[Items listed in a dataset]
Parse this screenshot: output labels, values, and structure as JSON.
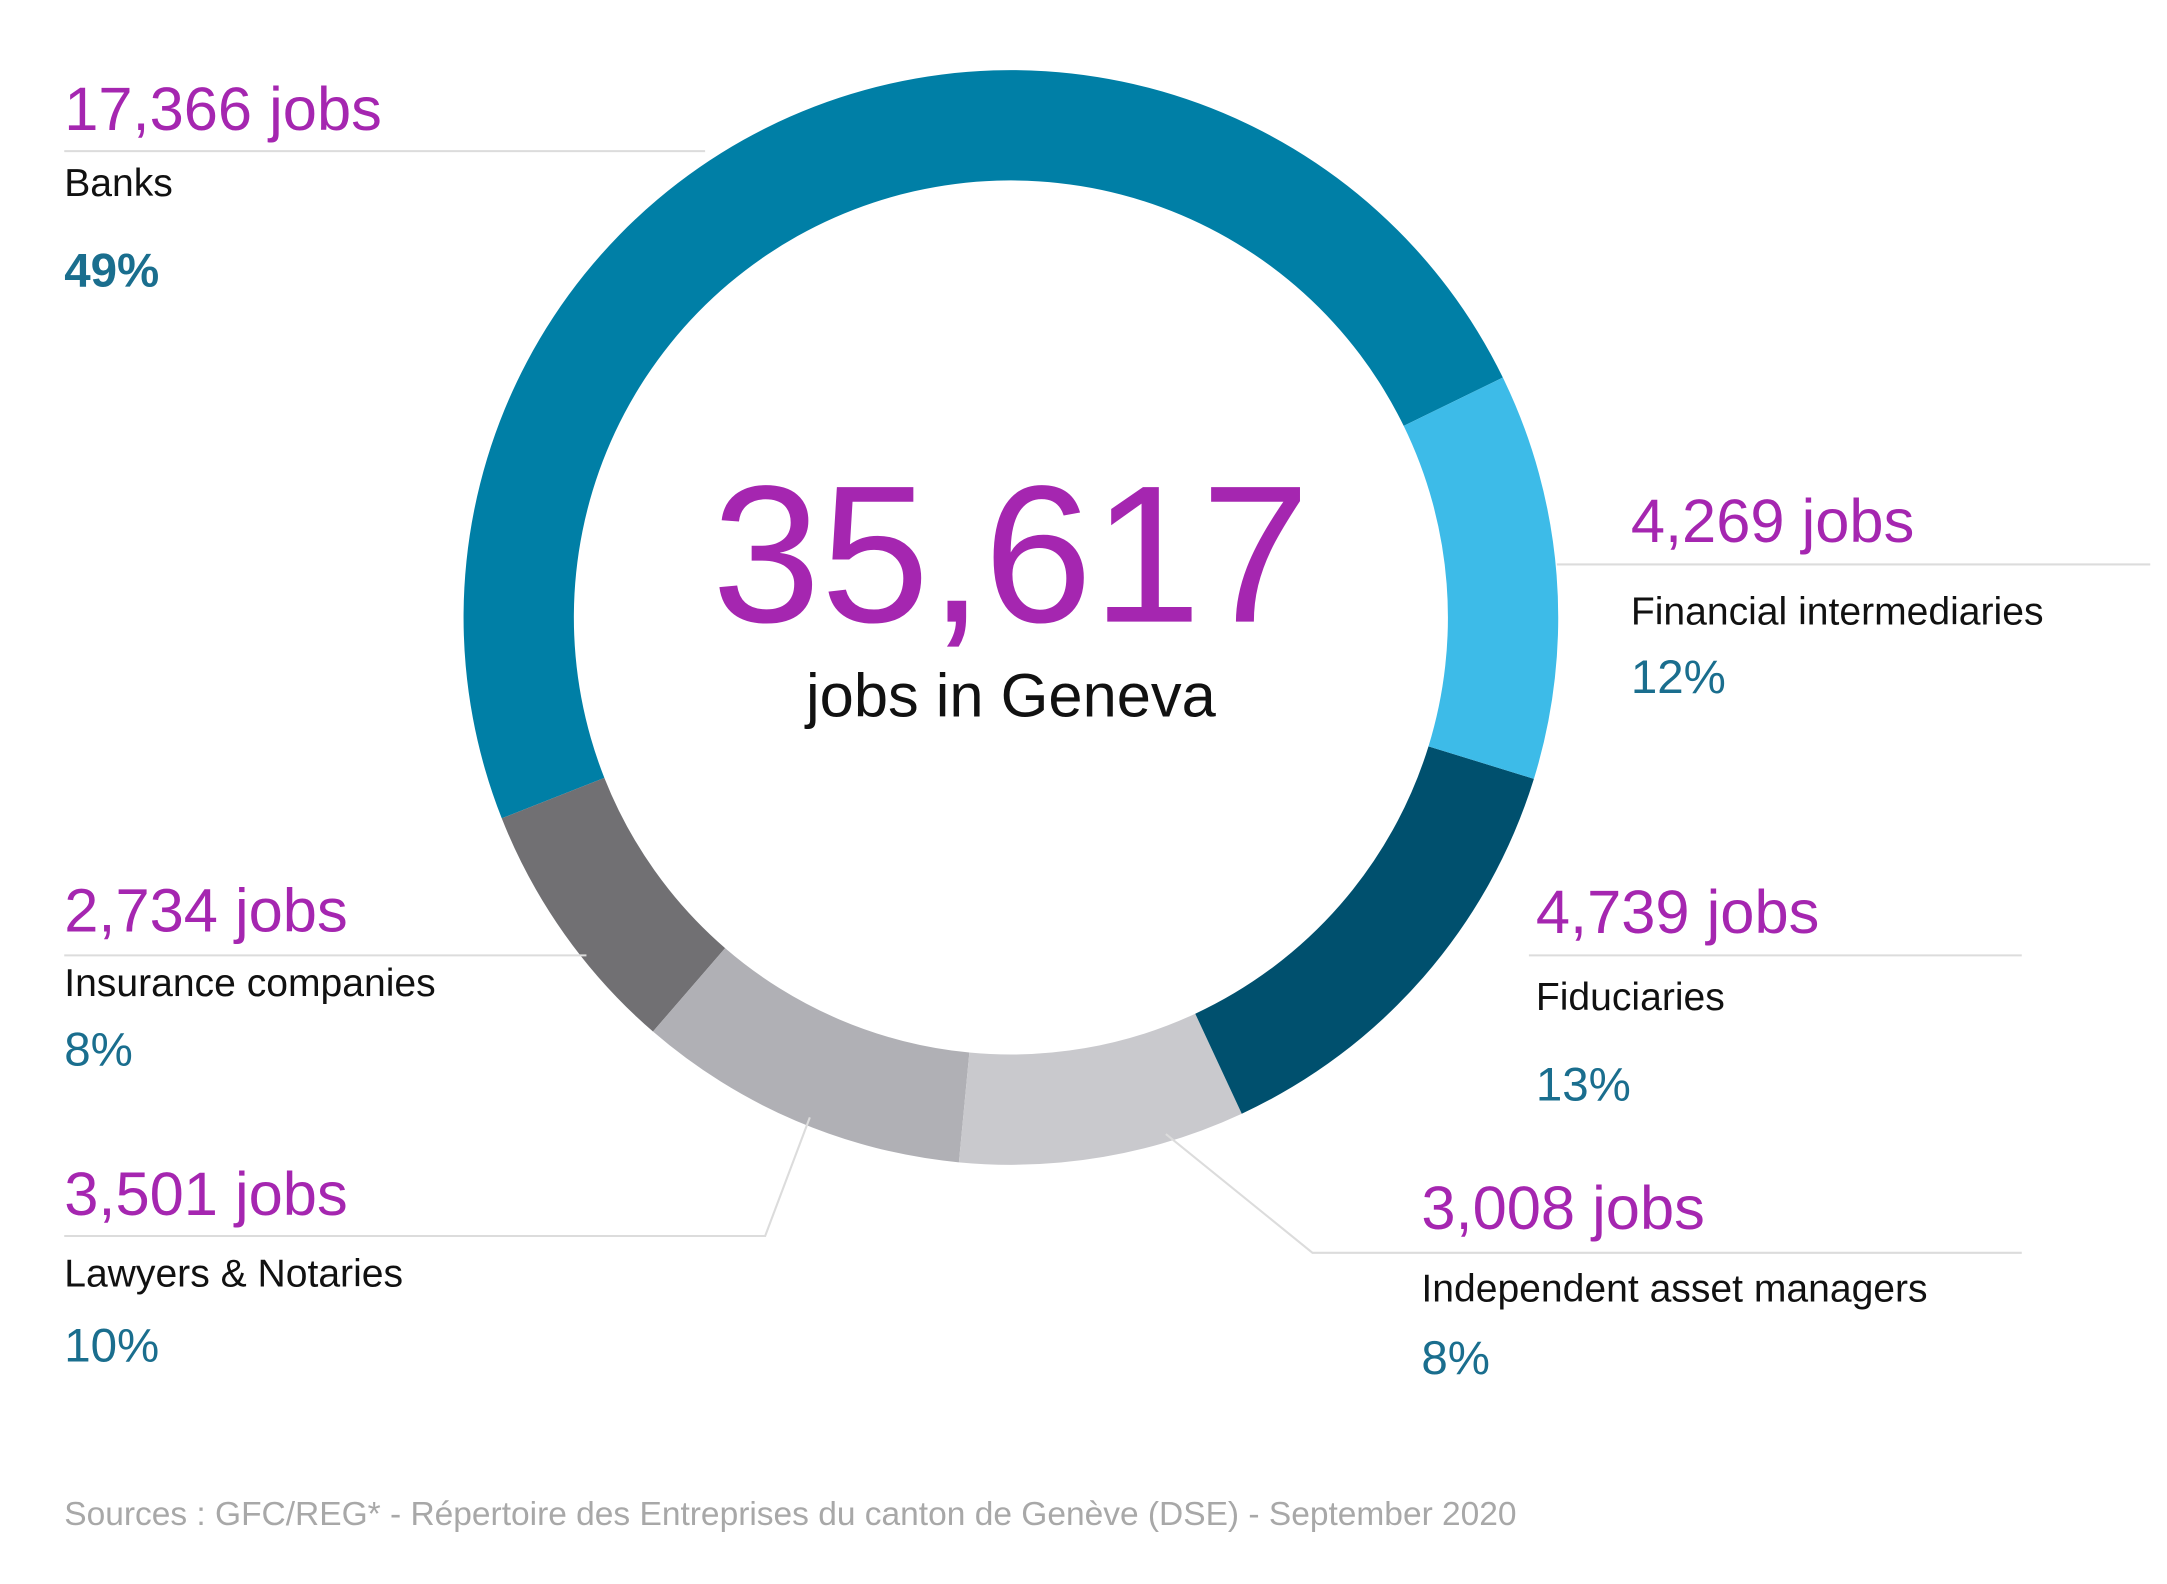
{
  "chart_data": {
    "type": "donut",
    "center_label": "35,617",
    "center_caption": "jobs in Geneva",
    "categories": [
      "Financial intermediaries",
      "Fiduciaries",
      "Independent asset managers",
      "Lawyers & Notaries",
      "Insurance companies",
      "Banks"
    ],
    "values": [
      4269,
      4739,
      3008,
      3501,
      2734,
      17366
    ],
    "value_labels": [
      "4,269 jobs",
      "4,739 jobs",
      "3,008 jobs",
      "3,501 jobs",
      "2,734 jobs",
      "17,366 jobs"
    ],
    "percent_labels": [
      "12%",
      "13%",
      "8%",
      "10%",
      "8%",
      "49%"
    ],
    "colors": [
      "#3dbbe8",
      "#00506e",
      "#c9c9cd",
      "#b0b0b5",
      "#717073",
      "#007fa6"
    ],
    "source": "Sources :   GFC/REG* - Répertoire des Entreprises du canton de Genève (DSE) - September 2020"
  }
}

## Directions:
Return each line from the material above exactly, but not the pictures.

## Worked answer:
Parse this screenshot: output labels, values, and structure as JSON.
{
  "chart_data": {
    "type": "donut",
    "center_label": "35,617",
    "center_caption": "jobs in Geneva",
    "categories": [
      "Financial intermediaries",
      "Fiduciaries",
      "Independent asset managers",
      "Lawyers & Notaries",
      "Insurance companies",
      "Banks"
    ],
    "values": [
      4269,
      4739,
      3008,
      3501,
      2734,
      17366
    ],
    "value_labels": [
      "4,269 jobs",
      "4,739 jobs",
      "3,008 jobs",
      "3,501 jobs",
      "2,734 jobs",
      "17,366 jobs"
    ],
    "percent_labels": [
      "12%",
      "13%",
      "8%",
      "10%",
      "8%",
      "49%"
    ],
    "colors": [
      "#3dbbe8",
      "#00506e",
      "#c9c9cd",
      "#b0b0b5",
      "#717073",
      "#007fa6"
    ],
    "source": "Sources :   GFC/REG* - Répertoire des Entreprises du canton de Genève (DSE) - September 2020"
  }
}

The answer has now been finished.